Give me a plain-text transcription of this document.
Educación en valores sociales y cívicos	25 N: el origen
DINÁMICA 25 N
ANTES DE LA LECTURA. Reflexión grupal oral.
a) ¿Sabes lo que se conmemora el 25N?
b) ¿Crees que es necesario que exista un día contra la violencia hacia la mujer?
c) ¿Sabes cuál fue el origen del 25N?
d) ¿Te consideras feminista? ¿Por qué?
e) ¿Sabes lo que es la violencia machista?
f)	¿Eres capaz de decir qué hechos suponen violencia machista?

__Goal__. Locate all lines holding the word "Sabes", then copy them out.

__Finished exercise__.
a) ¿Sabes lo que se conmemora el 25N?
c) ¿Sabes cuál fue el origen del 25N?
e) ¿Sabes lo que es la violencia machista?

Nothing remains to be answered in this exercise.